▶ What the task requires: Copy each line exactly.

▶ Dataset rows:
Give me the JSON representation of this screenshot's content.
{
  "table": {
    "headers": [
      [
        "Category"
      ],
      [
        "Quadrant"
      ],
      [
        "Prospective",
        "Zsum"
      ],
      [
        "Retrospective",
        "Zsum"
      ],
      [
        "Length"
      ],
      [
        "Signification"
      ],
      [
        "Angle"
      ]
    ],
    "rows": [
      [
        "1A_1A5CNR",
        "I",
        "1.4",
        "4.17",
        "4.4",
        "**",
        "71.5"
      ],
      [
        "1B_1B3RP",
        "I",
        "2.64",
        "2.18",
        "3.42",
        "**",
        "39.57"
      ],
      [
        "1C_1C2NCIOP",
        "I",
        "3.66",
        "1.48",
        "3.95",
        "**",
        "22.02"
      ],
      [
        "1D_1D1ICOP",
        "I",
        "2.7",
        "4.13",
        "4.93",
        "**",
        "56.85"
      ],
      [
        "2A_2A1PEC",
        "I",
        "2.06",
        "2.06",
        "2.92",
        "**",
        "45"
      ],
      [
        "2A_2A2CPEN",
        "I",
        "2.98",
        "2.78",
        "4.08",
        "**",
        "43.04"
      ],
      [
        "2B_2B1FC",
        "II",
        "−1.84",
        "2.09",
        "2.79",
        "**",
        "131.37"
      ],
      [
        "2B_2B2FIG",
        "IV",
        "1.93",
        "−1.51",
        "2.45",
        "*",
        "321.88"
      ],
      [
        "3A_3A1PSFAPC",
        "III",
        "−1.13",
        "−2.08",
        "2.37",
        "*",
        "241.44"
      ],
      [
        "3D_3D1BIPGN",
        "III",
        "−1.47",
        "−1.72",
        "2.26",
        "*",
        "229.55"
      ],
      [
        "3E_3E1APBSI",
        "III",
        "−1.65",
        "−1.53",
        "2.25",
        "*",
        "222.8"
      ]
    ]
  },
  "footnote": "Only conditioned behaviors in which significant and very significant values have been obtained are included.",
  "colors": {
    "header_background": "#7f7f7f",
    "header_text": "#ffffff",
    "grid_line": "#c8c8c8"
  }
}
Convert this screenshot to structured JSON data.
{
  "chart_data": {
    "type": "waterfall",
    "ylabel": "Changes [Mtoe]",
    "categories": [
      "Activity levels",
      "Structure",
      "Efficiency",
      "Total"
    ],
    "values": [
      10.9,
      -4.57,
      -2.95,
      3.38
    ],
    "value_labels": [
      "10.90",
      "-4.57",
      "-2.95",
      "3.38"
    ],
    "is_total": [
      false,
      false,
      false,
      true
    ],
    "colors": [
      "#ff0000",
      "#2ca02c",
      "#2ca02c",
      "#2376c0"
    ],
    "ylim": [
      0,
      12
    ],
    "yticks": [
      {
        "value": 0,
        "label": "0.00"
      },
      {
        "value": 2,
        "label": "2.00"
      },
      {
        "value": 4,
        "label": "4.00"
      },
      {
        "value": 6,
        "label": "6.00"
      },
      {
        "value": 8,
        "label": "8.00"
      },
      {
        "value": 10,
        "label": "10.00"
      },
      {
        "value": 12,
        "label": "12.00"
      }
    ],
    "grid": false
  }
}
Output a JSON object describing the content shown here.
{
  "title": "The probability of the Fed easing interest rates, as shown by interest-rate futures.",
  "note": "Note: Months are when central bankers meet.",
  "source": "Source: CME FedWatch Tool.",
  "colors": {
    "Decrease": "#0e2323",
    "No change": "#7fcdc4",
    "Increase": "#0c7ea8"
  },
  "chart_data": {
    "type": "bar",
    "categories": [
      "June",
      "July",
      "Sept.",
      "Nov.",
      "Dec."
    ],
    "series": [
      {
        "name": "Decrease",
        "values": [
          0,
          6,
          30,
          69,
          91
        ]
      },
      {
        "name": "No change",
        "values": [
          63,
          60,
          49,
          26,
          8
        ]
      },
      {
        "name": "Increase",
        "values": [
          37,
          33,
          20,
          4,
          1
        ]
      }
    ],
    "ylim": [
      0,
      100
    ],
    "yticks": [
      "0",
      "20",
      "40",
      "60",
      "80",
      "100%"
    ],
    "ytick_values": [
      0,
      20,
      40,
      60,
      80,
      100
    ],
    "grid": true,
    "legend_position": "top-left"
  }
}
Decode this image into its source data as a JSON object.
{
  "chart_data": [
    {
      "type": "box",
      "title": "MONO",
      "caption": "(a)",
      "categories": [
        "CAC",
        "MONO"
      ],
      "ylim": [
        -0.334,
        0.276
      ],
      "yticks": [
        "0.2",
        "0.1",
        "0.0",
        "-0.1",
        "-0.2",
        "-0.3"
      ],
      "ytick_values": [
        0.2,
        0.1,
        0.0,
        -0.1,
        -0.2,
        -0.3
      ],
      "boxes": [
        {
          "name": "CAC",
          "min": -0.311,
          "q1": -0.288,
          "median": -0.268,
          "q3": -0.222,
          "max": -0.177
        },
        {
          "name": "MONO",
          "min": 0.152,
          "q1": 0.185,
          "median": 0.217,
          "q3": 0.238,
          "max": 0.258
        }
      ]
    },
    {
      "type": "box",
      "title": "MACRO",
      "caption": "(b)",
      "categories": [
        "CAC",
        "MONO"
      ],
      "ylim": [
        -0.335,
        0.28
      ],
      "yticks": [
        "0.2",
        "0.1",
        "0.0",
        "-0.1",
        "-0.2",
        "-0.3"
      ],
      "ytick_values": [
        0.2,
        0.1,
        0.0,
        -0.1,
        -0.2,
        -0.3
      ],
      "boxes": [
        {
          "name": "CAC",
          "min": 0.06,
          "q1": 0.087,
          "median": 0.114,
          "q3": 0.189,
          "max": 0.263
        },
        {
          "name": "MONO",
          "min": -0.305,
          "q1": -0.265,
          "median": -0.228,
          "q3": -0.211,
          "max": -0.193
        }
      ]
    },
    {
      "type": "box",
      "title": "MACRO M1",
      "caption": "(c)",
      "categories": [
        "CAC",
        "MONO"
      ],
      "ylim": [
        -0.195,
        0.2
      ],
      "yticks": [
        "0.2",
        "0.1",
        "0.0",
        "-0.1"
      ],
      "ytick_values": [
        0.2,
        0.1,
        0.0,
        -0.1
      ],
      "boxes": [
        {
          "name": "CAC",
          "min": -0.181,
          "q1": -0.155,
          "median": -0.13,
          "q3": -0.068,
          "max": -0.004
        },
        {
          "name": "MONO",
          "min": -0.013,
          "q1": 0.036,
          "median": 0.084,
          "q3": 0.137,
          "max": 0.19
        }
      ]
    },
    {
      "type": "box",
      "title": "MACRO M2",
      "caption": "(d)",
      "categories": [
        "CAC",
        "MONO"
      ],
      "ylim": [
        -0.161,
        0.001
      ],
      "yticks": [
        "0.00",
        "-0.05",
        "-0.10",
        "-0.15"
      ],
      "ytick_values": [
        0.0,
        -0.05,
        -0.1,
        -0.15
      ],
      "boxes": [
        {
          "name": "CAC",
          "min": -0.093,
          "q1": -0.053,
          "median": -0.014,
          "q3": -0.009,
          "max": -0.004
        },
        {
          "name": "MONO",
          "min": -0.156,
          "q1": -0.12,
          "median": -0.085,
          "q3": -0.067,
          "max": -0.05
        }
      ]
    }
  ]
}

▶ Reply:
Give me the JSON representation of this screenshot's content.
{
  "table": {
    "headers": [
      [
        "Category"
      ],
      [
        "Quadrant"
      ],
      [
        "Prospective",
        "Zsum"
      ],
      [
        "Retrospective",
        "Zsum"
      ],
      [
        "Length"
      ],
      [
        "Signification"
      ],
      [
        "Angle"
      ]
    ],
    "rows": [
      [
        "1A_1A5CNR",
        "I",
        "1.4",
        "4.17",
        "4.4",
        "**",
        "71.5"
      ],
      [
        "1B_1B3RP",
        "I",
        "2.64",
        "2.18",
        "3.42",
        "**",
        "39.57"
      ],
      [
        "1C_1C2NCIOP",
        "I",
        "3.66",
        "1.48",
        "3.95",
        "**",
        "22.02"
      ],
      [
        "1D_1D1ICOP",
        "I",
        "2.7",
        "4.13",
        "4.93",
        "**",
        "56.85"
      ],
      [
        "2A_2A1PEC",
        "I",
        "2.06",
        "2.06",
        "2.92",
        "**",
        "45"
      ],
      [
        "2A_2A2CPEN",
        "I",
        "2.98",
        "2.78",
        "4.08",
        "**",
        "43.04"
      ],
      [
        "2B_2B1FC",
        "II",
        "−1.84",
        "2.09",
        "2.79",
        "**",
        "131.37"
      ],
      [
        "2B_2B2FIG",
        "IV",
        "1.93",
        "−1.51",
        "2.45",
        "*",
        "321.88"
      ],
      [
        "3A_3A1PSFAPC",
        "III",
        "−1.13",
        "−2.08",
        "2.37",
        "*",
        "241.44"
      ],
      [
        "3D_3D1BIPGN",
        "III",
        "−1.47",
        "−1.72",
        "2.26",
        "*",
        "229.55"
      ],
      [
        "3E_3E1APBSI",
        "III",
        "−1.65",
        "−1.53",
        "2.25",
        "*",
        "222.8"
      ]
    ]
  },
  "footnote": "Only conditioned behaviors in which significant and very significant values have been obtained are included.",
  "colors": {
    "header_background": "#7f7f7f",
    "header_text": "#ffffff",
    "grid_line": "#c8c8c8"
  }
}
Convert this screenshot to structured JSON data.
{
  "chart_data": {
    "type": "waterfall",
    "ylabel": "Changes [Mtoe]",
    "categories": [
      "Activity levels",
      "Structure",
      "Efficiency",
      "Total"
    ],
    "values": [
      10.9,
      -4.57,
      -2.95,
      3.38
    ],
    "value_labels": [
      "10.90",
      "-4.57",
      "-2.95",
      "3.38"
    ],
    "is_total": [
      false,
      false,
      false,
      true
    ],
    "colors": [
      "#ff0000",
      "#2ca02c",
      "#2ca02c",
      "#2376c0"
    ],
    "ylim": [
      0,
      12
    ],
    "yticks": [
      {
        "value": 0,
        "label": "0.00"
      },
      {
        "value": 2,
        "label": "2.00"
      },
      {
        "value": 4,
        "label": "4.00"
      },
      {
        "value": 6,
        "label": "6.00"
      },
      {
        "value": 8,
        "label": "8.00"
      },
      {
        "value": 10,
        "label": "10.00"
      },
      {
        "value": 12,
        "label": "12.00"
      }
    ],
    "grid": false
  }
}
Output a JSON object describing the content shown here.
{
  "title": "The probability of the Fed easing interest rates, as shown by interest-rate futures.",
  "note": "Note: Months are when central bankers meet.",
  "source": "Source: CME FedWatch Tool.",
  "colors": {
    "Decrease": "#0e2323",
    "No change": "#7fcdc4",
    "Increase": "#0c7ea8"
  },
  "chart_data": {
    "type": "bar",
    "categories": [
      "June",
      "July",
      "Sept.",
      "Nov.",
      "Dec."
    ],
    "series": [
      {
        "name": "Decrease",
        "values": [
          0,
          6,
          30,
          69,
          91
        ]
      },
      {
        "name": "No change",
        "values": [
          63,
          60,
          49,
          26,
          8
        ]
      },
      {
        "name": "Increase",
        "values": [
          37,
          33,
          20,
          4,
          1
        ]
      }
    ],
    "ylim": [
      0,
      100
    ],
    "yticks": [
      "0",
      "20",
      "40",
      "60",
      "80",
      "100%"
    ],
    "ytick_values": [
      0,
      20,
      40,
      60,
      80,
      100
    ],
    "grid": true,
    "legend_position": "top-left"
  }
}
Decode this image into its source data as a JSON object.
{
  "chart_data": [
    {
      "type": "box",
      "title": "MONO",
      "caption": "(a)",
      "categories": [
        "CAC",
        "MONO"
      ],
      "ylim": [
        -0.334,
        0.276
      ],
      "yticks": [
        "0.2",
        "0.1",
        "0.0",
        "-0.1",
        "-0.2",
        "-0.3"
      ],
      "ytick_values": [
        0.2,
        0.1,
        0.0,
        -0.1,
        -0.2,
        -0.3
      ],
      "boxes": [
        {
          "name": "CAC",
          "min": -0.311,
          "q1": -0.288,
          "median": -0.268,
          "q3": -0.222,
          "max": -0.177
        },
        {
          "name": "MONO",
          "min": 0.152,
          "q1": 0.185,
          "median": 0.217,
          "q3": 0.238,
          "max": 0.258
        }
      ]
    },
    {
      "type": "box",
      "title": "MACRO",
      "caption": "(b)",
      "categories": [
        "CAC",
        "MONO"
      ],
      "ylim": [
        -0.335,
        0.28
      ],
      "yticks": [
        "0.2",
        "0.1",
        "0.0",
        "-0.1",
        "-0.2",
        "-0.3"
      ],
      "ytick_values": [
        0.2,
        0.1,
        0.0,
        -0.1,
        -0.2,
        -0.3
      ],
      "boxes": [
        {
          "name": "CAC",
          "min": 0.06,
          "q1": 0.087,
          "median": 0.114,
          "q3": 0.189,
          "max": 0.263
        },
        {
          "name": "MONO",
          "min": -0.305,
          "q1": -0.265,
          "median": -0.228,
          "q3": -0.211,
          "max": -0.193
        }
      ]
    },
    {
      "type": "box",
      "title": "MACRO M1",
      "caption": "(c)",
      "categories": [
        "CAC",
        "MONO"
      ],
      "ylim": [
        -0.195,
        0.2
      ],
      "yticks": [
        "0.2",
        "0.1",
        "0.0",
        "-0.1"
      ],
      "ytick_values": [
        0.2,
        0.1,
        0.0,
        -0.1
      ],
      "boxes": [
        {
          "name": "CAC",
          "min": -0.181,
          "q1": -0.155,
          "median": -0.13,
          "q3": -0.068,
          "max": -0.004
        },
        {
          "name": "MONO",
          "min": -0.013,
          "q1": 0.036,
          "median": 0.084,
          "q3": 0.137,
          "max": 0.19
        }
      ]
    },
    {
      "type": "box",
      "title": "MACRO M2",
      "caption": "(d)",
      "categories": [
        "CAC",
        "MONO"
      ],
      "ylim": [
        -0.161,
        0.001
      ],
      "yticks": [
        "0.00",
        "-0.05",
        "-0.10",
        "-0.15"
      ],
      "ytick_values": [
        0.0,
        -0.05,
        -0.1,
        -0.15
      ],
      "boxes": [
        {
          "name": "CAC",
          "min": -0.093,
          "q1": -0.053,
          "median": -0.014,
          "q3": -0.009,
          "max": -0.004
        },
        {
          "name": "MONO",
          "min": -0.156,
          "q1": -0.12,
          "median": -0.085,
          "q3": -0.067,
          "max": -0.05
        }
      ]
    }
  ]
}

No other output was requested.